▶ Your instructions
Filter these entries, keeping only lines that hold the word "Occupancy".

▶ Provided records
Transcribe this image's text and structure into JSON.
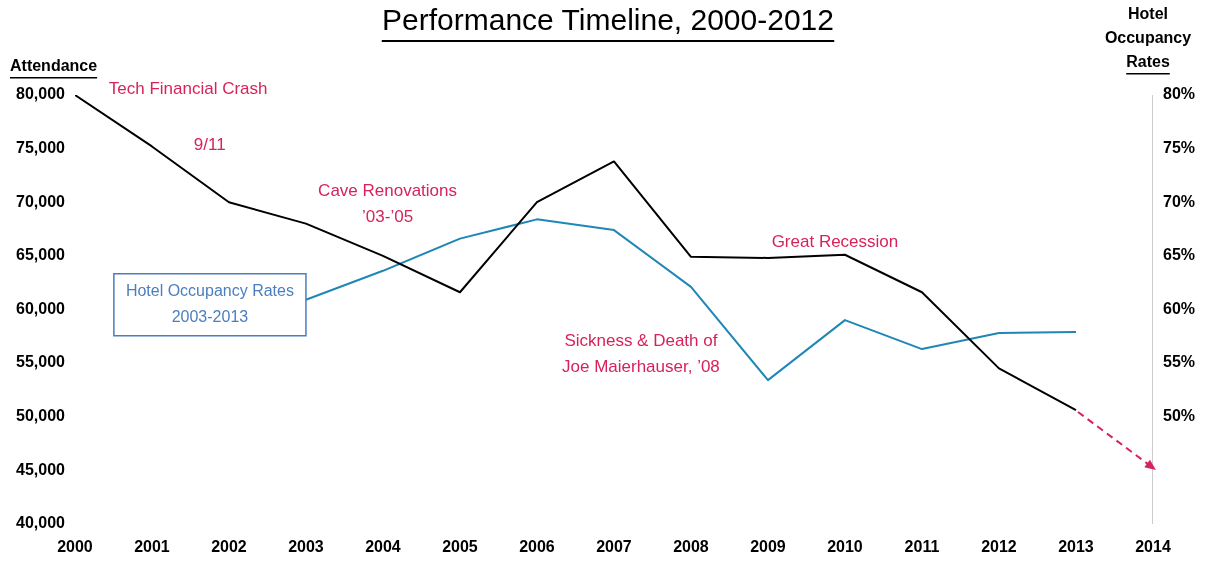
{
  "chart_data": {
    "type": "line",
    "title": "Performance Timeline, 2000-2012",
    "ylabel": "Attendance",
    "y2label": "Hotel Occupancy Rates",
    "x": [
      2000,
      2001,
      2002,
      2003,
      2004,
      2005,
      2006,
      2007,
      2008,
      2009,
      2010,
      2011,
      2012,
      2013
    ],
    "xlim": [
      2000,
      2014
    ],
    "xticks": [
      2000,
      2001,
      2002,
      2003,
      2004,
      2005,
      2006,
      2007,
      2008,
      2009,
      2010,
      2011,
      2012,
      2013,
      2014
    ],
    "ylim": [
      40000,
      80000
    ],
    "yticks": [
      {
        "value": 40000,
        "label": "40,000"
      },
      {
        "value": 45000,
        "label": "45,000"
      },
      {
        "value": 50000,
        "label": "50,000"
      },
      {
        "value": 55000,
        "label": "55,000"
      },
      {
        "value": 60000,
        "label": "60,000"
      },
      {
        "value": 65000,
        "label": "65,000"
      },
      {
        "value": 70000,
        "label": "70,000"
      },
      {
        "value": 75000,
        "label": "75,000"
      },
      {
        "value": 80000,
        "label": "80,000"
      }
    ],
    "y2lim": [
      40,
      80
    ],
    "y2ticks": [
      {
        "value": 50,
        "label": "50%"
      },
      {
        "value": 55,
        "label": "55%"
      },
      {
        "value": 60,
        "label": "60%"
      },
      {
        "value": 65,
        "label": "65%"
      },
      {
        "value": 70,
        "label": "70%"
      },
      {
        "value": 75,
        "label": "75%"
      },
      {
        "value": 80,
        "label": "80%"
      }
    ],
    "series": [
      {
        "color": "#000000",
        "values": [
          80000,
          75200,
          70000,
          68000,
          65000,
          61600,
          70000,
          73800,
          64900,
          64800,
          65100,
          61600,
          54500,
          50600
        ]
      },
      {
        "name": "Hotel Occupancy Rates 2003-2013",
        "color": "#1f87b5",
        "axis": "y2",
        "x": [
          2003,
          2004,
          2005,
          2006,
          2007,
          2008,
          2009,
          2010,
          2011,
          2012,
          2013
        ],
        "values": [
          60.9,
          63.6,
          66.6,
          68.4,
          67.4,
          62.1,
          53.4,
          59.0,
          56.3,
          57.8,
          57.9
        ]
      }
    ],
    "annotations": [
      "Tech Financial Crash",
      "9/11",
      "Cave Renovations\n’03-’05",
      "Great Recession",
      "Sickness & Death of\nJoe Maierhauser, ’08"
    ],
    "legend": false,
    "grid": false
  }
}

▶ Result for this task
    "y2label": "Hotel Occupancy Rates",
        "name": "Hotel Occupancy Rates 2003-2013",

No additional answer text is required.